* [MATERIAL PROVIDED]:
>> Start

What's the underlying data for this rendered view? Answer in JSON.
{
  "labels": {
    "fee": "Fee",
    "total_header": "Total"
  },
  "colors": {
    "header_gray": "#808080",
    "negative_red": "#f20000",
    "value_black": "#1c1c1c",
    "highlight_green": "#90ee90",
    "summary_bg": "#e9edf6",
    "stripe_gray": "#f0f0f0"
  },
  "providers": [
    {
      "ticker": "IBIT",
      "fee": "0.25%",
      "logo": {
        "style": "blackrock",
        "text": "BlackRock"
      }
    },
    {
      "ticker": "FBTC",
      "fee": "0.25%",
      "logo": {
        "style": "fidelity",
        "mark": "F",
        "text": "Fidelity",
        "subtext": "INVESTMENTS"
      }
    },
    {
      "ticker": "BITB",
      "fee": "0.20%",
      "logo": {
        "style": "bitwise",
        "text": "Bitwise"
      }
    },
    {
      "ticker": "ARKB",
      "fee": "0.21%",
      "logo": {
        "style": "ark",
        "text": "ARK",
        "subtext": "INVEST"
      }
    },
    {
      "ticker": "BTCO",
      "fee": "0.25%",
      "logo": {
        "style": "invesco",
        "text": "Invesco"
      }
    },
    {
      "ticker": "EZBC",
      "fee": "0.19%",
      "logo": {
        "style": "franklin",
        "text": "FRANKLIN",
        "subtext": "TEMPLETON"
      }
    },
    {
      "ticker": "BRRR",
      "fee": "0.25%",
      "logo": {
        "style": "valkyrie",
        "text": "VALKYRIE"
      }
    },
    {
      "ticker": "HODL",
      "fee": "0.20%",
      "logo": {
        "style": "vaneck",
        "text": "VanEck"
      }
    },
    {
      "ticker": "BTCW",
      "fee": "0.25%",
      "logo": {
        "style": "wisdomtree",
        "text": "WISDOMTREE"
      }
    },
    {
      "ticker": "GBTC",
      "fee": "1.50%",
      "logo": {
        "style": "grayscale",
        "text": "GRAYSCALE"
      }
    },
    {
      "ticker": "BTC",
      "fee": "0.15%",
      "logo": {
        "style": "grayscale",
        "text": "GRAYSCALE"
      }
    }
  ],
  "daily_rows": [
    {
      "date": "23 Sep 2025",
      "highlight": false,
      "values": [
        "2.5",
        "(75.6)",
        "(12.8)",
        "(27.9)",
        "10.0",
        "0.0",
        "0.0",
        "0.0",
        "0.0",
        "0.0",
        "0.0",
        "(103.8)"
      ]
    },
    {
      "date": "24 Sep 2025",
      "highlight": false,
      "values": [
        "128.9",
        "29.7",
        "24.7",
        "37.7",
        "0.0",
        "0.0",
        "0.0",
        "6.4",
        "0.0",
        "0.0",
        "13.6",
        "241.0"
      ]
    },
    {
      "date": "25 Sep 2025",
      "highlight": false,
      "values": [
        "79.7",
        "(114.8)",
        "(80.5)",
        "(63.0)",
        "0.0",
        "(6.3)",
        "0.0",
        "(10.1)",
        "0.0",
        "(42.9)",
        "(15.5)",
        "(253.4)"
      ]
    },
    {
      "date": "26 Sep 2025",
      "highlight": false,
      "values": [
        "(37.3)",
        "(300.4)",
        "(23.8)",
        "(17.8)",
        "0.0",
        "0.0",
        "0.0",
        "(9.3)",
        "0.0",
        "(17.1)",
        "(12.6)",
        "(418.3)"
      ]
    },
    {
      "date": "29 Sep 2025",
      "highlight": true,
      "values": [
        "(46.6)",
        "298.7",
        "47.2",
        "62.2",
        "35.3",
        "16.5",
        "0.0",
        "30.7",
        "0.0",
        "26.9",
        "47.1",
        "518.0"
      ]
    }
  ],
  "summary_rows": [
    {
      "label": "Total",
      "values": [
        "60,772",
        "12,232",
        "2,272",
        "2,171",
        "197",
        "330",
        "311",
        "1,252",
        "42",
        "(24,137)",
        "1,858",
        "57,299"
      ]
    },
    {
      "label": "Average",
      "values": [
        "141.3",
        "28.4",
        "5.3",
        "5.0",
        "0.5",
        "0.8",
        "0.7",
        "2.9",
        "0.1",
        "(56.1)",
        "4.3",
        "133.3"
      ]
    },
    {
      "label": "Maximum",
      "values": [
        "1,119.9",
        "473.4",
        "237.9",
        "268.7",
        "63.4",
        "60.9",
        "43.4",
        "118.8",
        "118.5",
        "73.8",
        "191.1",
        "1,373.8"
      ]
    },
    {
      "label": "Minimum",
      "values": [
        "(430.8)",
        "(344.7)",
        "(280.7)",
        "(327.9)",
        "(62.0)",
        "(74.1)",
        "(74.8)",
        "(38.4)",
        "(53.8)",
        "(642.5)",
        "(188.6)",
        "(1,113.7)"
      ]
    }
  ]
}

>> End

Please repeat the material above, word for word and in full.

* [FINAL ANSWER]:
What's the underlying data for this rendered view? Answer in JSON.
{
  "labels": {
    "fee": "Fee",
    "total_header": "Total"
  },
  "colors": {
    "header_gray": "#808080",
    "negative_red": "#f20000",
    "value_black": "#1c1c1c",
    "highlight_green": "#90ee90",
    "summary_bg": "#e9edf6",
    "stripe_gray": "#f0f0f0"
  },
  "providers": [
    {
      "ticker": "IBIT",
      "fee": "0.25%",
      "logo": {
        "style": "blackrock",
        "text": "BlackRock"
      }
    },
    {
      "ticker": "FBTC",
      "fee": "0.25%",
      "logo": {
        "style": "fidelity",
        "mark": "F",
        "text": "Fidelity",
        "subtext": "INVESTMENTS"
      }
    },
    {
      "ticker": "BITB",
      "fee": "0.20%",
      "logo": {
        "style": "bitwise",
        "text": "Bitwise"
      }
    },
    {
      "ticker": "ARKB",
      "fee": "0.21%",
      "logo": {
        "style": "ark",
        "text": "ARK",
        "subtext": "INVEST"
      }
    },
    {
      "ticker": "BTCO",
      "fee": "0.25%",
      "logo": {
        "style": "invesco",
        "text": "Invesco"
      }
    },
    {
      "ticker": "EZBC",
      "fee": "0.19%",
      "logo": {
        "style": "franklin",
        "text": "FRANKLIN",
        "subtext": "TEMPLETON"
      }
    },
    {
      "ticker": "BRRR",
      "fee": "0.25%",
      "logo": {
        "style": "valkyrie",
        "text": "VALKYRIE"
      }
    },
    {
      "ticker": "HODL",
      "fee": "0.20%",
      "logo": {
        "style": "vaneck",
        "text": "VanEck"
      }
    },
    {
      "ticker": "BTCW",
      "fee": "0.25%",
      "logo": {
        "style": "wisdomtree",
        "text": "WISDOMTREE"
      }
    },
    {
      "ticker": "GBTC",
      "fee": "1.50%",
      "logo": {
        "style": "grayscale",
        "text": "GRAYSCALE"
      }
    },
    {
      "ticker": "BTC",
      "fee": "0.15%",
      "logo": {
        "style": "grayscale",
        "text": "GRAYSCALE"
      }
    }
  ],
  "daily_rows": [
    {
      "date": "23 Sep 2025",
      "highlight": false,
      "values": [
        "2.5",
        "(75.6)",
        "(12.8)",
        "(27.9)",
        "10.0",
        "0.0",
        "0.0",
        "0.0",
        "0.0",
        "0.0",
        "0.0",
        "(103.8)"
      ]
    },
    {
      "date": "24 Sep 2025",
      "highlight": false,
      "values": [
        "128.9",
        "29.7",
        "24.7",
        "37.7",
        "0.0",
        "0.0",
        "0.0",
        "6.4",
        "0.0",
        "0.0",
        "13.6",
        "241.0"
      ]
    },
    {
      "date": "25 Sep 2025",
      "highlight": false,
      "values": [
        "79.7",
        "(114.8)",
        "(80.5)",
        "(63.0)",
        "0.0",
        "(6.3)",
        "0.0",
        "(10.1)",
        "0.0",
        "(42.9)",
        "(15.5)",
        "(253.4)"
      ]
    },
    {
      "date": "26 Sep 2025",
      "highlight": false,
      "values": [
        "(37.3)",
        "(300.4)",
        "(23.8)",
        "(17.8)",
        "0.0",
        "0.0",
        "0.0",
        "(9.3)",
        "0.0",
        "(17.1)",
        "(12.6)",
        "(418.3)"
      ]
    },
    {
      "date": "29 Sep 2025",
      "highlight": true,
      "values": [
        "(46.6)",
        "298.7",
        "47.2",
        "62.2",
        "35.3",
        "16.5",
        "0.0",
        "30.7",
        "0.0",
        "26.9",
        "47.1",
        "518.0"
      ]
    }
  ],
  "summary_rows": [
    {
      "label": "Total",
      "values": [
        "60,772",
        "12,232",
        "2,272",
        "2,171",
        "197",
        "330",
        "311",
        "1,252",
        "42",
        "(24,137)",
        "1,858",
        "57,299"
      ]
    },
    {
      "label": "Average",
      "values": [
        "141.3",
        "28.4",
        "5.3",
        "5.0",
        "0.5",
        "0.8",
        "0.7",
        "2.9",
        "0.1",
        "(56.1)",
        "4.3",
        "133.3"
      ]
    },
    {
      "label": "Maximum",
      "values": [
        "1,119.9",
        "473.4",
        "237.9",
        "268.7",
        "63.4",
        "60.9",
        "43.4",
        "118.8",
        "118.5",
        "73.8",
        "191.1",
        "1,373.8"
      ]
    },
    {
      "label": "Minimum",
      "values": [
        "(430.8)",
        "(344.7)",
        "(280.7)",
        "(327.9)",
        "(62.0)",
        "(74.1)",
        "(74.8)",
        "(38.4)",
        "(53.8)",
        "(642.5)",
        "(188.6)",
        "(1,113.7)"
      ]
    }
  ]
}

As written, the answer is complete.